**** Material for the task ****

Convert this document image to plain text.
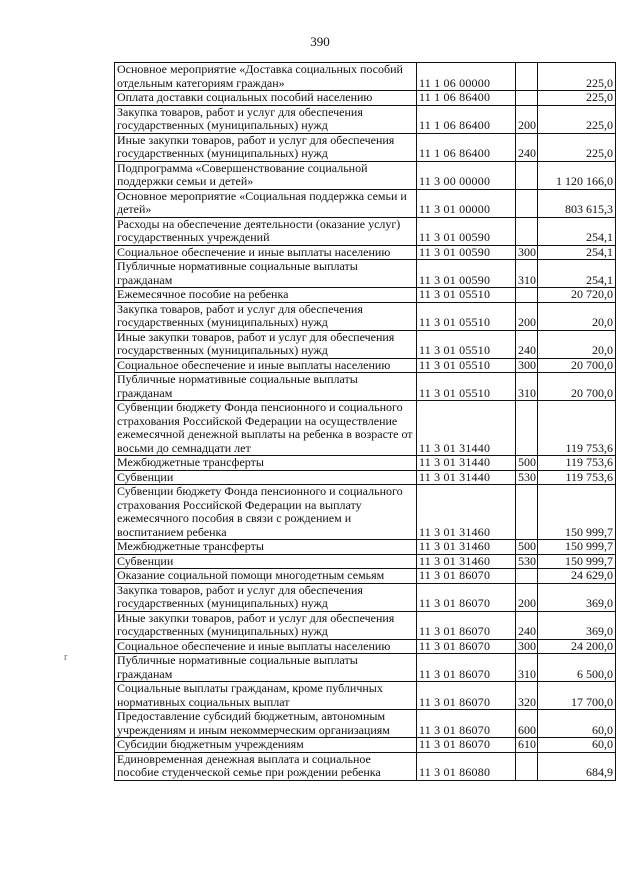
390
r
Основное мероприятие «Доставка социальных пособий отдельным категориям граждан»	11 1 06 00000		225,0
Оплата доставки социальных пособий населению	11 1 06 86400		225,0
Закупка товаров, работ и услуг для обеспечения государственных (муниципальных) нужд	11 1 06 86400	200	225,0
Иные закупки товаров, работ и услуг для обеспечения государственных (муниципальных) нужд	11 1 06 86400	240	225,0
Подпрограмма «Совершенствование социальной поддержки семьи и детей»	11 3 00 00000		1 120 166,0
Основное мероприятие «Социальная поддержка семьи и детей»	11 3 01 00000		803 615,3
Расходы на обеспечение деятельности (оказание услуг) государственных учреждений	11 3 01 00590		254,1
Социальное обеспечение и иные выплаты населению	11 3 01 00590	300	254,1
Публичные нормативные социальные выплаты гражданам	11 3 01 00590	310	254,1
Ежемесячное пособие на ребенка	11 3 01 05510		20 720,0
Закупка товаров, работ и услуг для обеспечения государственных (муниципальных) нужд	11 3 01 05510	200	20,0
Иные закупки товаров, работ и услуг для обеспечения государственных (муниципальных) нужд	11 3 01 05510	240	20,0
Социальное обеспечение и иные выплаты населению	11 3 01 05510	300	20 700,0
Публичные нормативные социальные выплаты гражданам	11 3 01 05510	310	20 700,0
Субвенции бюджету Фонда пенсионного и социального страхования Российской Федерации на осуществление ежемесячной денежной выплаты на ребенка в возрасте от восьми до семнадцати лет	11 3 01 31440		119 753,6
Межбюджетные трансферты	11 3 01 31440	500	119 753,6
Субвенции	11 3 01 31440	530	119 753,6
Субвенции бюджету Фонда пенсионного и социального страхования Российской Федерации на выплату ежемесячного пособия в связи с рождением и воспитанием ребенка	11 3 01 31460		150 999,7
Межбюджетные трансферты	11 3 01 31460	500	150 999,7
Субвенции	11 3 01 31460	530	150 999,7
Оказание социальной помощи многодетным семьям	11 3 01 86070		24 629,0
Закупка товаров, работ и услуг для обеспечения государственных (муниципальных) нужд	11 3 01 86070	200	369,0
Иные закупки товаров, работ и услуг для обеспечения государственных (муниципальных) нужд	11 3 01 86070	240	369,0
Социальное обеспечение и иные выплаты населению	11 3 01 86070	300	24 200,0
Публичные нормативные социальные выплаты гражданам	11 3 01 86070	310	6 500,0
Социальные выплаты гражданам, кроме публичных нормативных социальных выплат	11 3 01 86070	320	17 700,0
Предоставление субсидий бюджетным, автономным учреждениям и иным некоммерческим организациям	11 3 01 86070	600	60,0
Субсидии бюджетным учреждениям	11 3 01 86070	610	60,0
Единовременная денежная выплата и социальное пособие студенческой семье при рождении ребенка	11 3 01 86080		684,9
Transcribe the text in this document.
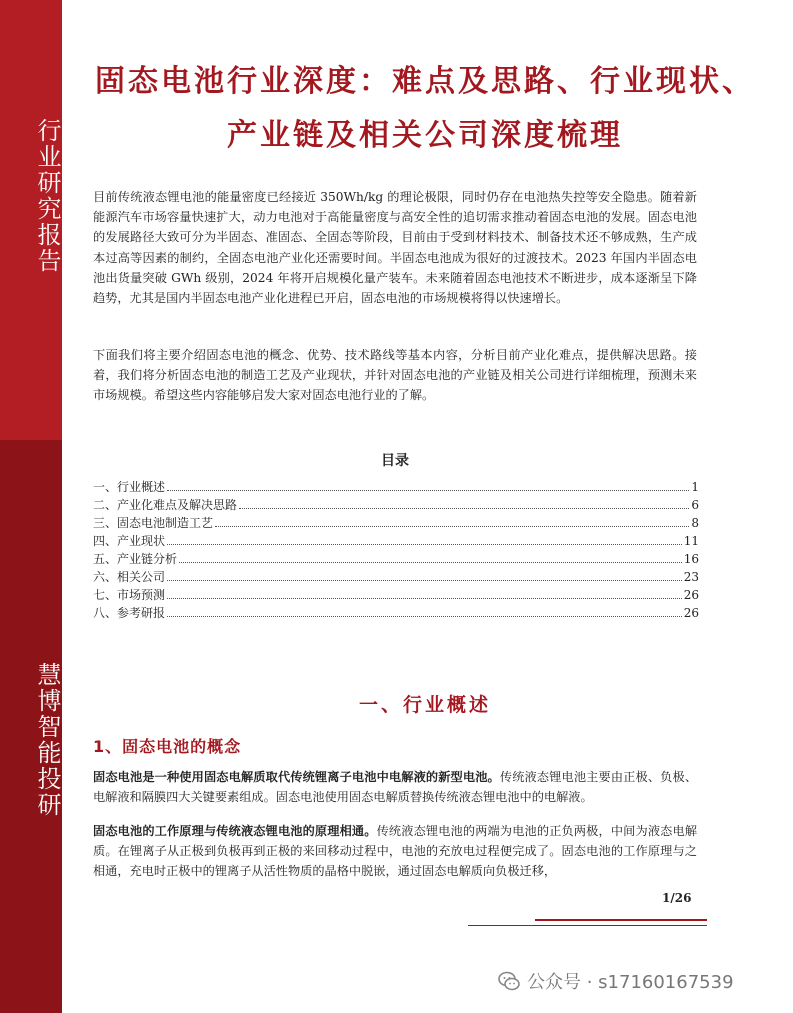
行业研究报告
慧博智能投研
固态电池行业深度：难点及思路、行业现状、
产业链及相关公司深度梳理
目前传统液态锂电池的能量密度已经接近 350Wh/kg 的理论极限，同时仍存在电池热失控等安全隐患。随着新能源汽车市场容量快速扩大，动力电池对于高能量密度与高安全性的追切需求推动着固态电池的发展。固态电池的发展路径大致可分为半固态、准固态、全固态等阶段，目前由于受到材料技术、制备技术还不够成熟，生产成本过高等因素的制约，全固态电池产业化还需要时间。半固态电池成为很好的过渡技术。2023 年国内半固态电池出货量突破 GWh 级别，2024 年将开启规模化量产装车。未来随着固态电池技术不断进步，成本逐渐呈下降趋势，尤其是国内半固态电池产业化进程已开启，固态电池的市场规模将得以快速增长。
下面我们将主要介绍固态电池的概念、优势、技术路线等基本内容，分析目前产业化难点，提供解决思路。接着，我们将分析固态电池的制造工艺及产业现状，并针对固态电池的产业链及相关公司进行详细梳理，预测未来市场规模。希望这些内容能够启发大家对固态电池行业的了解。
目录
一、行业概述	1
二、产业化难点及解决思路	6
三、固态电池制造工艺	8
四、产业现状	11
五、产业链分析	16
六、相关公司	23
七、市场预测	26
八、参考研报	26
一、行业概述
1、固态电池的概念
固态电池是一种使用固态电解质取代传统锂离子电池中电解液的新型电池。传统液态锂电池主要由正极、负极、电解液和隔膜四大关键要素组成。固态电池使用固态电解质替换传统液态锂电池中的电解液。
固态电池的工作原理与传统液态锂电池的原理相通。传统液态锂电池的两端为电池的正负两极，中间为液态电解质。在锂离子从正极到负极再到正极的来回移动过程中，电池的充放电过程便完成了。固态电池的工作原理与之相通，充电时正极中的锂离子从活性物质的晶格中脱嵌，通过固态电解质向负极迁移，
1/26
公众号 · s17160167539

****

### To be done
Leave out every picture and copy verbatim the lines running from the line containing "Transcribe the text in this document." through the final line of the data.

### Right answer
Transcribe the text in this document.
行业研究报告
慧博智能投研
固态电池行业深度：难点及思路、行业现状、
产业链及相关公司深度梳理
目前传统液态锂电池的能量密度已经接近 350Wh/kg 的理论极限，同时仍存在电池热失控等安全隐患。随着新能源汽车市场容量快速扩大，动力电池对于高能量密度与高安全性的追切需求推动着固态电池的发展。固态电池的发展路径大致可分为半固态、准固态、全固态等阶段，目前由于受到材料技术、制备技术还不够成熟，生产成本过高等因素的制约，全固态电池产业化还需要时间。半固态电池成为很好的过渡技术。2023 年国内半固态电池出货量突破 GWh 级别，2024 年将开启规模化量产装车。未来随着固态电池技术不断进步，成本逐渐呈下降趋势，尤其是国内半固态电池产业化进程已开启，固态电池的市场规模将得以快速增长。
下面我们将主要介绍固态电池的概念、优势、技术路线等基本内容，分析目前产业化难点，提供解决思路。接着，我们将分析固态电池的制造工艺及产业现状，并针对固态电池的产业链及相关公司进行详细梳理，预测未来市场规模。希望这些内容能够启发大家对固态电池行业的了解。
目录
一、行业概述	1
二、产业化难点及解决思路	6
三、固态电池制造工艺	8
四、产业现状	11
五、产业链分析	16
六、相关公司	23
七、市场预测	26
八、参考研报	26
一、行业概述
1、固态电池的概念
固态电池是一种使用固态电解质取代传统锂离子电池中电解液的新型电池。传统液态锂电池主要由正极、负极、电解液和隔膜四大关键要素组成。固态电池使用固态电解质替换传统液态锂电池中的电解液。
固态电池的工作原理与传统液态锂电池的原理相通。传统液态锂电池的两端为电池的正负两极，中间为液态电解质。在锂离子从正极到负极再到正极的来回移动过程中，电池的充放电过程便完成了。固态电池的工作原理与之相通，充电时正极中的锂离子从活性物质的晶格中脱嵌，通过固态电解质向负极迁移，
1/26
公众号 · s17160167539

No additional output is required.